§ **EXERCISE MATERIAL**:
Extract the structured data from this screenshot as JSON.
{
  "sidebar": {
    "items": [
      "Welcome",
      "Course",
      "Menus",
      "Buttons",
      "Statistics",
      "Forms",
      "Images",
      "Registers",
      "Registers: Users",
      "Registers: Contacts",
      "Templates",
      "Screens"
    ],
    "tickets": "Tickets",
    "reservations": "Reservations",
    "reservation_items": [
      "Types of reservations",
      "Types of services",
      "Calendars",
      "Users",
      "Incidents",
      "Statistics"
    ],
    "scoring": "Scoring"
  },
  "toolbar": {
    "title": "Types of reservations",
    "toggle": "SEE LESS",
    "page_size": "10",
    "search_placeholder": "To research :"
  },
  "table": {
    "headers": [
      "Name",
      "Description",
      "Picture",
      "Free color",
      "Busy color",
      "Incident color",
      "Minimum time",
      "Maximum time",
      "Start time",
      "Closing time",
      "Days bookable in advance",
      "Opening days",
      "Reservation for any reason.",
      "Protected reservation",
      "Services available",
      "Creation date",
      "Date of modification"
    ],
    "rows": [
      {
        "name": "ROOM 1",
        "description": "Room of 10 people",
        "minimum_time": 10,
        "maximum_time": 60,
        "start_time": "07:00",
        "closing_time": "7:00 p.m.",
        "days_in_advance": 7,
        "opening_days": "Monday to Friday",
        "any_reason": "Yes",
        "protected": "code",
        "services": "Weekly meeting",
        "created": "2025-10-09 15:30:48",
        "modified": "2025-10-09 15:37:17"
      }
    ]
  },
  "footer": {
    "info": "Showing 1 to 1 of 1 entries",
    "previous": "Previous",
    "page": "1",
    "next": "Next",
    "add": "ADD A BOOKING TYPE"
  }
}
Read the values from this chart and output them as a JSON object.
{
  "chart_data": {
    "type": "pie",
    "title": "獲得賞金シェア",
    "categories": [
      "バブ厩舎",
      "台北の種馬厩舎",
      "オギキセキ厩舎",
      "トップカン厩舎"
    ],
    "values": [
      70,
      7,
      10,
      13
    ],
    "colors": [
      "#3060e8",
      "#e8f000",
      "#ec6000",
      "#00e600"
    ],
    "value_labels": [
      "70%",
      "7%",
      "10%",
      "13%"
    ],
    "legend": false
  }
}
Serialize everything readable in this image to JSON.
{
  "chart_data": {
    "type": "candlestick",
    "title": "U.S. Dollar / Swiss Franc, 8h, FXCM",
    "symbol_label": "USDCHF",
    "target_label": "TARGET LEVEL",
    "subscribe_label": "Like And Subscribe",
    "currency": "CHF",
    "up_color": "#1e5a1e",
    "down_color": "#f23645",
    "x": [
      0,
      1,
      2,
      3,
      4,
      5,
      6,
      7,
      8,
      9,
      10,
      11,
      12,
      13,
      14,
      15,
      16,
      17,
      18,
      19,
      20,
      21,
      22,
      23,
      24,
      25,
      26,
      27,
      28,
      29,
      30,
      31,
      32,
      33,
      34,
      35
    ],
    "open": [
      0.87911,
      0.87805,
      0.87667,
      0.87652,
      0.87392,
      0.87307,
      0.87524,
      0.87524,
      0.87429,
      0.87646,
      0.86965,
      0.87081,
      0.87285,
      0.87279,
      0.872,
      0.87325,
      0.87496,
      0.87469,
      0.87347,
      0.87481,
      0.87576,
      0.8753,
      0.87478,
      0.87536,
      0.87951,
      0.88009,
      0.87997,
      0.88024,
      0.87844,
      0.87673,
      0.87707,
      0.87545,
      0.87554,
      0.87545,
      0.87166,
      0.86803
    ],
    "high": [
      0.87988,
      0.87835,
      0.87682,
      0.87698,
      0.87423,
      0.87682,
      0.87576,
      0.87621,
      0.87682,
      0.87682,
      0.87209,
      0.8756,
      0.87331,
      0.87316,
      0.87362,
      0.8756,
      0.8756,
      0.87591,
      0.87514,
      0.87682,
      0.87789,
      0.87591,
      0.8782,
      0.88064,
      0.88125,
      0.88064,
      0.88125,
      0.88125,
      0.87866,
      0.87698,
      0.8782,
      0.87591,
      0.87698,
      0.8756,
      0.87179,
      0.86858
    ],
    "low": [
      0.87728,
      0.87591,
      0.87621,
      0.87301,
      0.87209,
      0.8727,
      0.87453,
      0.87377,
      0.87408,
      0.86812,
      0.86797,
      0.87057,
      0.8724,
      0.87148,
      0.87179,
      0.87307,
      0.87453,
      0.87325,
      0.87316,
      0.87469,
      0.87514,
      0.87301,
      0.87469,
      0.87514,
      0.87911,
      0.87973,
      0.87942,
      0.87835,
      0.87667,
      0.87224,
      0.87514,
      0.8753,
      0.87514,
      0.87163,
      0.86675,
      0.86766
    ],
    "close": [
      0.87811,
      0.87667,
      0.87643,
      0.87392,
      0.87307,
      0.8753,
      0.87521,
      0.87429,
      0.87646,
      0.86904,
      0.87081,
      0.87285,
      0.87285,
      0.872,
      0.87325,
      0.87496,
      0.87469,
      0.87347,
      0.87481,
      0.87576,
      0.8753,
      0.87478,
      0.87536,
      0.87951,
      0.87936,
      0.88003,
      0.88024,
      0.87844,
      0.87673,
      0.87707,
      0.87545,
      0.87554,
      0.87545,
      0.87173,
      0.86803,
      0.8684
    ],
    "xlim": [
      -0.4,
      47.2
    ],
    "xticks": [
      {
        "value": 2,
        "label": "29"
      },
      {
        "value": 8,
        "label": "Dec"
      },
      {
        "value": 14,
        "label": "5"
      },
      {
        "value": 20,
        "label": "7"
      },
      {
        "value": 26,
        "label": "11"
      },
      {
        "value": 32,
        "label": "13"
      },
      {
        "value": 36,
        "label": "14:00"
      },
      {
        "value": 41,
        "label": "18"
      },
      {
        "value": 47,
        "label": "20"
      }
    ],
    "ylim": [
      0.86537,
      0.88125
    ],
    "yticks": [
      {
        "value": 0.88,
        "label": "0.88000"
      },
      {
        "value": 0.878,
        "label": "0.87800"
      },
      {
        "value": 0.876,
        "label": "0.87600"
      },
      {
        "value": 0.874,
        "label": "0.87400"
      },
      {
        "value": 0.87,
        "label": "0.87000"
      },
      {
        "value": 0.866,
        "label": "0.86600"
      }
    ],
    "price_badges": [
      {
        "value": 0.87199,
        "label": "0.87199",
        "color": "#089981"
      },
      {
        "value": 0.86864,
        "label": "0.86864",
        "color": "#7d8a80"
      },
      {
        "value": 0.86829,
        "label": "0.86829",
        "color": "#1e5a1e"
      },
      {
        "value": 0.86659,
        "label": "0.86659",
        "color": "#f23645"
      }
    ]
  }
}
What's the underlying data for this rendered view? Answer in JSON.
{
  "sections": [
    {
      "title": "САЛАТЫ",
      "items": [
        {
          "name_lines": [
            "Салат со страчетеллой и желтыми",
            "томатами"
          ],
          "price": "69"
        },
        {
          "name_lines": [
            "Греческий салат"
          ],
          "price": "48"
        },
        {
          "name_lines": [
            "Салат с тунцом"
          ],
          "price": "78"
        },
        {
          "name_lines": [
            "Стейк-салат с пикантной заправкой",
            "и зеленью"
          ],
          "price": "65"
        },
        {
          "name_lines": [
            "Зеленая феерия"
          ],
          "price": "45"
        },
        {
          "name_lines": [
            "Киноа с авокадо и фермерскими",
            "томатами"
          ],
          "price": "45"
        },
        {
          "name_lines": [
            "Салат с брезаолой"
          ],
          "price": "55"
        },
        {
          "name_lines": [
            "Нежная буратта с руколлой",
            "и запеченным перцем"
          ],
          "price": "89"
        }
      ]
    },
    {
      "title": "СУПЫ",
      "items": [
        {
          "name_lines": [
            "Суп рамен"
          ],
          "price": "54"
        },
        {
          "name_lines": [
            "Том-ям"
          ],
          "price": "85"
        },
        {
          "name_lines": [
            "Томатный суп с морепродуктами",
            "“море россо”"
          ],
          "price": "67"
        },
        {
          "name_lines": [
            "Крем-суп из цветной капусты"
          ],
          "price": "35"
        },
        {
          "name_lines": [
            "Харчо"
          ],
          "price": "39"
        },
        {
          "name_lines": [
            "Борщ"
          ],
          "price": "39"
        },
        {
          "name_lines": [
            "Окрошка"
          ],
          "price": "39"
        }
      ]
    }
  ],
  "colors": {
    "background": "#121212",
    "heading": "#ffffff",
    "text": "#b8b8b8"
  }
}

§ **SET PROBLEM**: Check each line of the entries for the string "title". Copy the lines that have it.

§ **RESULT OF THIS EXERCISE**:
    "title": "Types of reservations",
    "title": "獲得賞金シェア",
    "title": "U.S. Dollar / Swiss Franc, 8h, FXCM",
      "title": "САЛАТЫ",
      "title": "СУПЫ",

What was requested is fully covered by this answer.